> [STATED TASK] Tally the lines that contain the string "EclipseWise" and state that total without comment.
Begin MATERIAL SUPPLIED
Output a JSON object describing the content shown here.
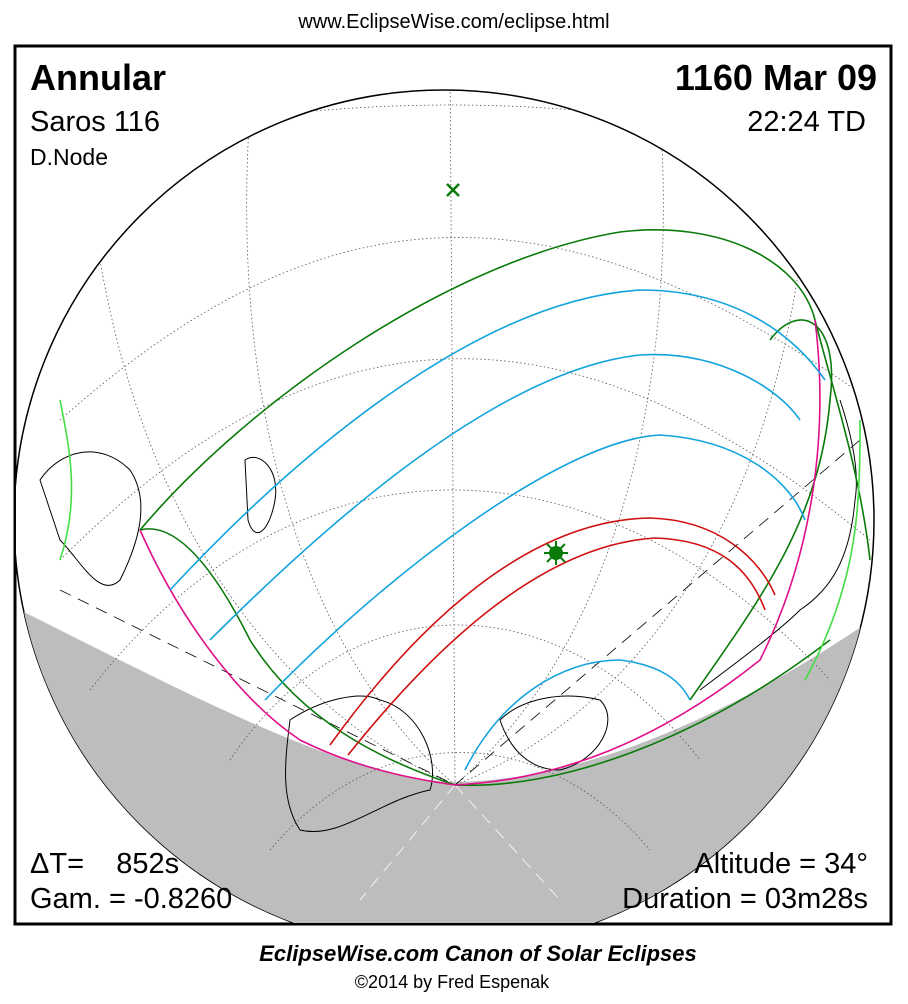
{
  "header": {
    "url": "www.EclipseWise.com/eclipse.html"
  },
  "map": {
    "eclipse_type": "Annular",
    "saros": "Saros 116",
    "node": "D.Node",
    "date": "1160 Mar 09",
    "time": "22:24 TD",
    "delta_t": "ΔT=    852s",
    "gamma": "Gam. = -0.8260",
    "altitude": "Altitude = 34°",
    "duration": "Duration = 03m28s"
  },
  "footer": {
    "title": "EclipseWise.com Canon of Solar Eclipses",
    "copyright": "©2014 by Fred Espenak"
  }
}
End MATERIAL SUPPLIED
> [RESPONSE TO THE EXERCISE] 2